# Dataset entries
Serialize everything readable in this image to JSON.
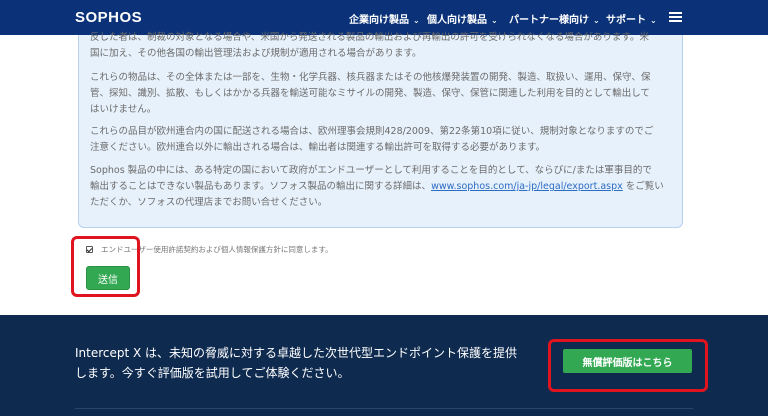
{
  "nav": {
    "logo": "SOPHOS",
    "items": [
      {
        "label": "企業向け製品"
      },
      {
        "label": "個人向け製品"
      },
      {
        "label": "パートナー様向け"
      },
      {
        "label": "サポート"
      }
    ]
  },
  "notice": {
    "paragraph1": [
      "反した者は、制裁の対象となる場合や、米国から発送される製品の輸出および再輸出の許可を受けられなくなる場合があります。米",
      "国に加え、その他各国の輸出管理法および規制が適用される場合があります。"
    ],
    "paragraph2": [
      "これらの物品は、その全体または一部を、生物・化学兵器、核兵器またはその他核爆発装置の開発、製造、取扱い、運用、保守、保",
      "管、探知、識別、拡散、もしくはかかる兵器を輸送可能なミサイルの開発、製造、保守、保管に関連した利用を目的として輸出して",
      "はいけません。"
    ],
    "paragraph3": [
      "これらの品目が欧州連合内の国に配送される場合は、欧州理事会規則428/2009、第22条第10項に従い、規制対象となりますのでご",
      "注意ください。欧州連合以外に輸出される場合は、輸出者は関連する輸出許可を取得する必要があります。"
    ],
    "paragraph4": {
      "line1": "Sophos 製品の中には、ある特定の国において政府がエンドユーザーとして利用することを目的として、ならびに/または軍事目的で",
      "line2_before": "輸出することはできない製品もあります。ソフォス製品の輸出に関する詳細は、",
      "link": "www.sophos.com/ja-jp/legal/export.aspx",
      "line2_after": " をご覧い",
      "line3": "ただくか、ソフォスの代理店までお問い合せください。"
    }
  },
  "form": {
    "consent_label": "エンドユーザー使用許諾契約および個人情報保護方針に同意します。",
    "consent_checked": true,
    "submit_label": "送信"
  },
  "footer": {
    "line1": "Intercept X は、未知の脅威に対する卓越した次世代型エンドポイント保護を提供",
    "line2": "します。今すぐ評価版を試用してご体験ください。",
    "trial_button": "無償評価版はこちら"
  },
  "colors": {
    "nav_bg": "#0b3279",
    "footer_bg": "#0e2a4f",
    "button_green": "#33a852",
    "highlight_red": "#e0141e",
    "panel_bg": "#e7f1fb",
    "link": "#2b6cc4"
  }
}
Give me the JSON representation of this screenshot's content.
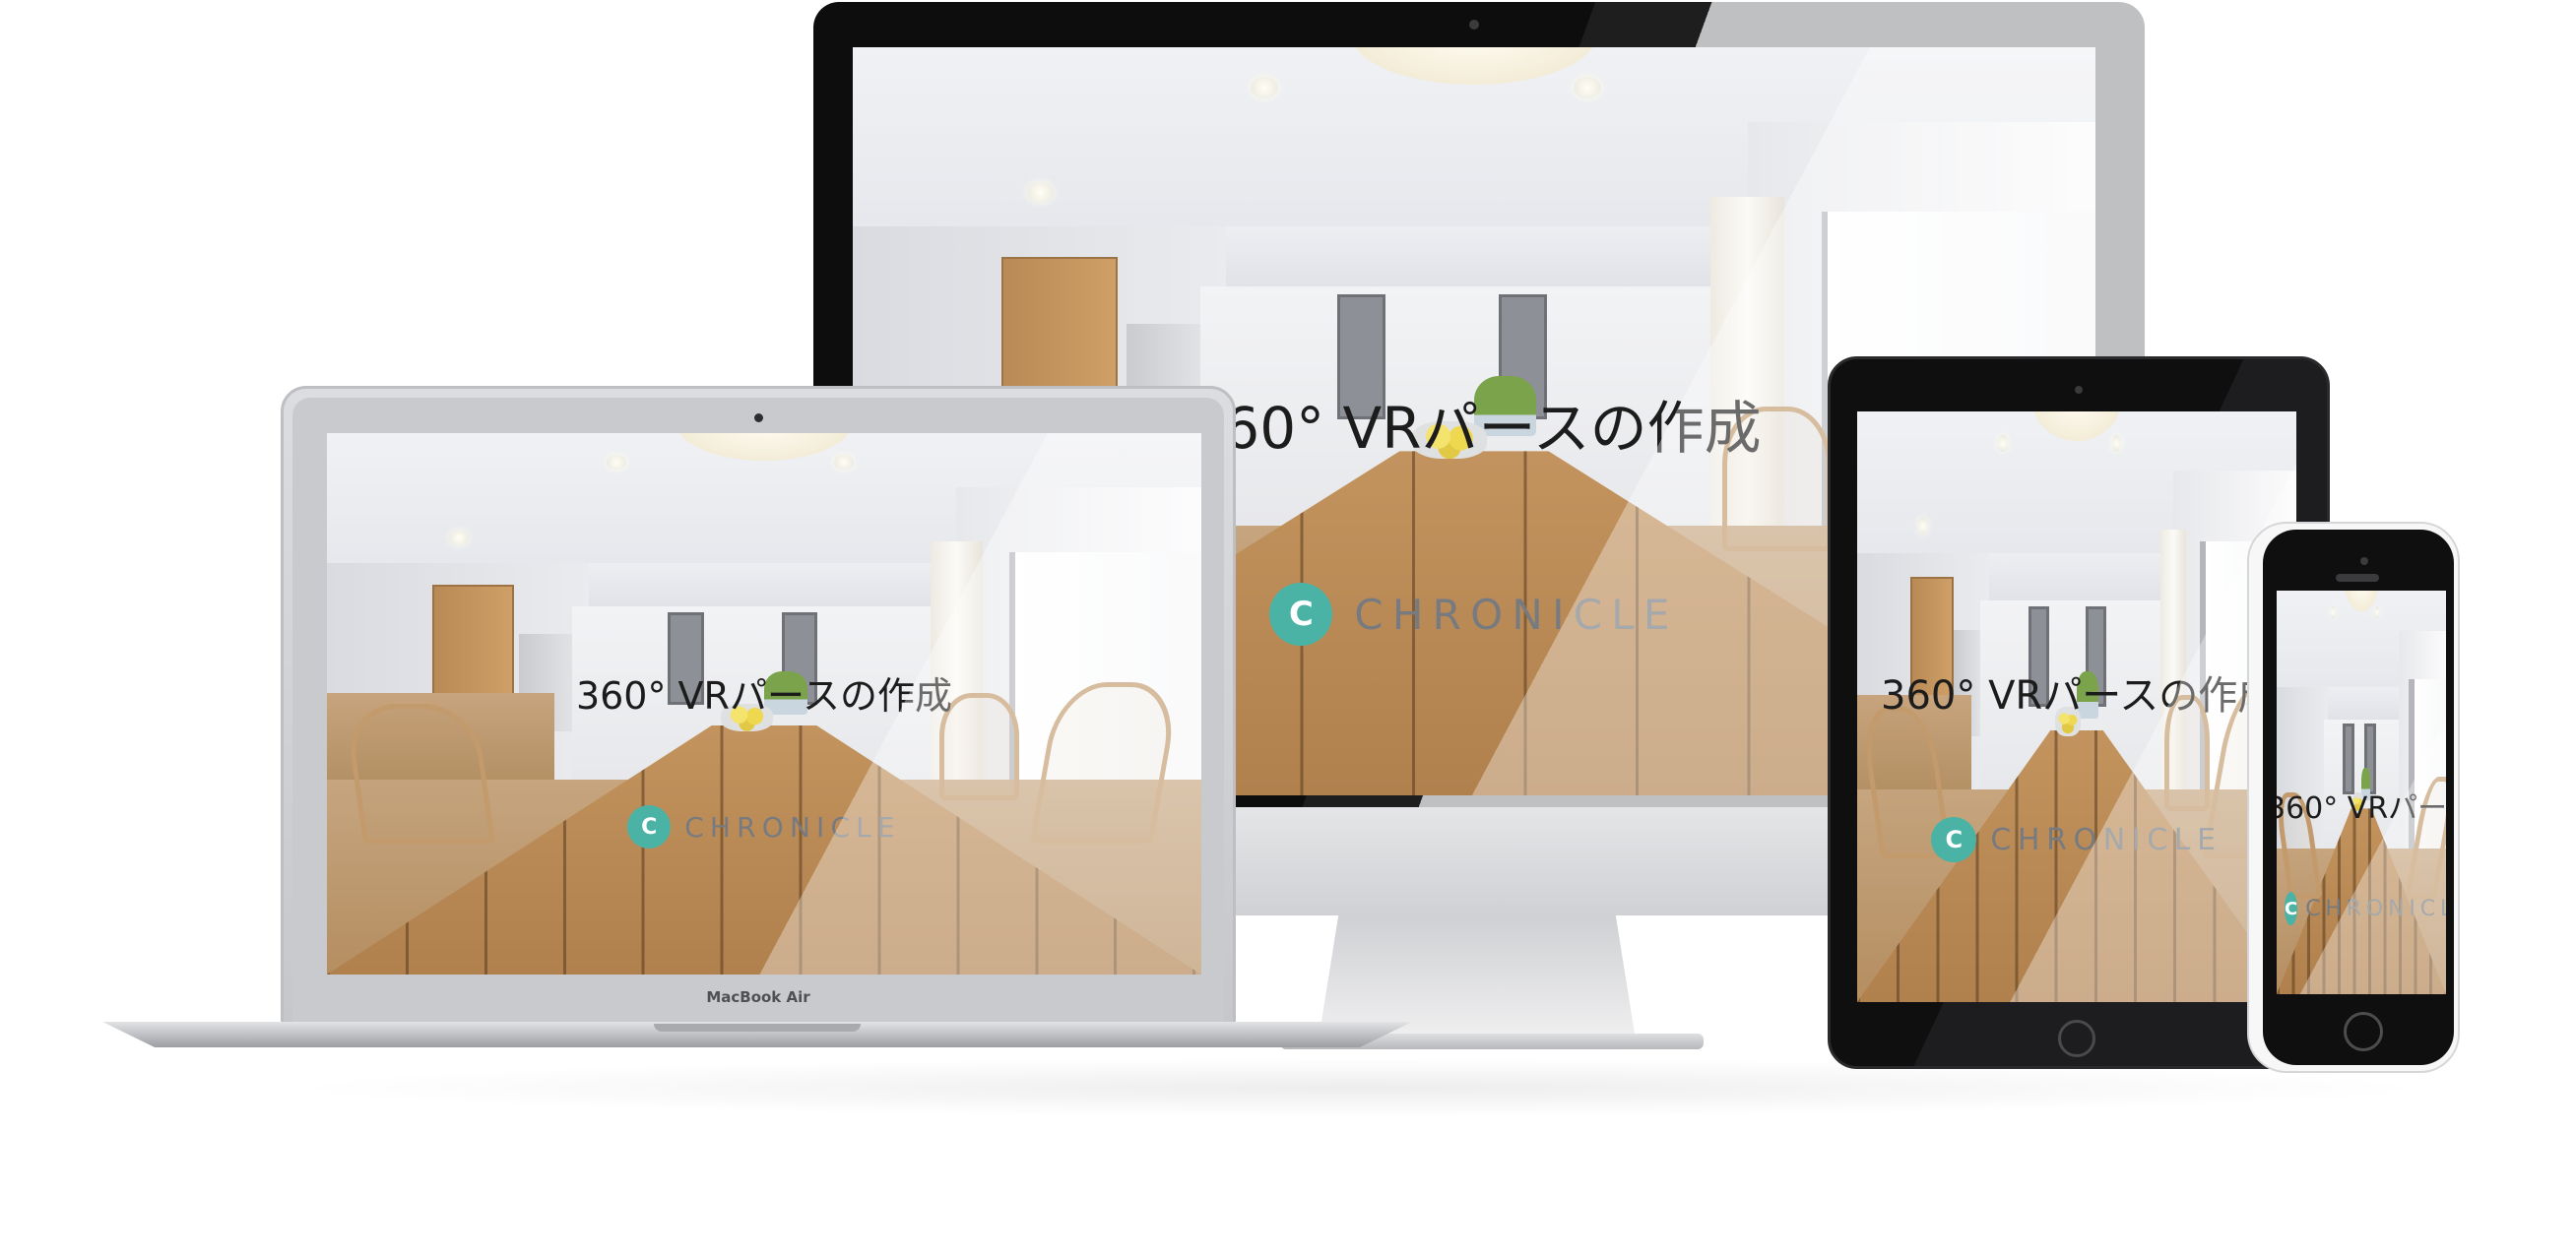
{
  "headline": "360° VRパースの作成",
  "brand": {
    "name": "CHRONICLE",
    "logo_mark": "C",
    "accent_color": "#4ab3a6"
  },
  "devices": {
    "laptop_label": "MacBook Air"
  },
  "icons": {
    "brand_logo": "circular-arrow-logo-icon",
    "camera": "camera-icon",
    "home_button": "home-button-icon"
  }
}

# Directions for this task
Write out the records above exactly as they appear, leaving out any pictures.

# Task response
Serialize everything readable in this image to JSON.
{
  "nav": {
    "logo": "SOPHOS",
    "items": [
      {
        "label": "企業向け製品"
      },
      {
        "label": "個人向け製品"
      },
      {
        "label": "パートナー様向け"
      },
      {
        "label": "サポート"
      }
    ]
  },
  "notice": {
    "paragraph1": [
      "反した者は、制裁の対象となる場合や、米国から発送される製品の輸出および再輸出の許可を受けられなくなる場合があります。米",
      "国に加え、その他各国の輸出管理法および規制が適用される場合があります。"
    ],
    "paragraph2": [
      "これらの物品は、その全体または一部を、生物・化学兵器、核兵器またはその他核爆発装置の開発、製造、取扱い、運用、保守、保",
      "管、探知、識別、拡散、もしくはかかる兵器を輸送可能なミサイルの開発、製造、保守、保管に関連した利用を目的として輸出して",
      "はいけません。"
    ],
    "paragraph3": [
      "これらの品目が欧州連合内の国に配送される場合は、欧州理事会規則428/2009、第22条第10項に従い、規制対象となりますのでご",
      "注意ください。欧州連合以外に輸出される場合は、輸出者は関連する輸出許可を取得する必要があります。"
    ],
    "paragraph4": {
      "line1": "Sophos 製品の中には、ある特定の国において政府がエンドユーザーとして利用することを目的として、ならびに/または軍事目的で",
      "line2_before": "輸出することはできない製品もあります。ソフォス製品の輸出に関する詳細は、",
      "link": "www.sophos.com/ja-jp/legal/export.aspx",
      "line2_after": " をご覧い",
      "line3": "ただくか、ソフォスの代理店までお問い合せください。"
    }
  },
  "form": {
    "consent_label": "エンドユーザー使用許諾契約および個人情報保護方針に同意します。",
    "consent_checked": true,
    "submit_label": "送信"
  },
  "footer": {
    "line1": "Intercept X は、未知の脅威に対する卓越した次世代型エンドポイント保護を提供",
    "line2": "します。今すぐ評価版を試用してご体験ください。",
    "trial_button": "無償評価版はこちら"
  },
  "colors": {
    "nav_bg": "#0b3279",
    "footer_bg": "#0e2a4f",
    "button_green": "#33a852",
    "highlight_red": "#e0141e",
    "panel_bg": "#e7f1fb",
    "link": "#2b6cc4"
  }
}
Give me the JSON representation of this screenshot's content.
{
  "headline": "360° VRパースの作成",
  "brand": {
    "name": "CHRONICLE",
    "logo_mark": "C",
    "accent_color": "#4ab3a6"
  },
  "devices": {
    "laptop_label": "MacBook Air"
  },
  "icons": {
    "brand_logo": "circular-arrow-logo-icon",
    "camera": "camera-icon",
    "home_button": "home-button-icon"
  }
}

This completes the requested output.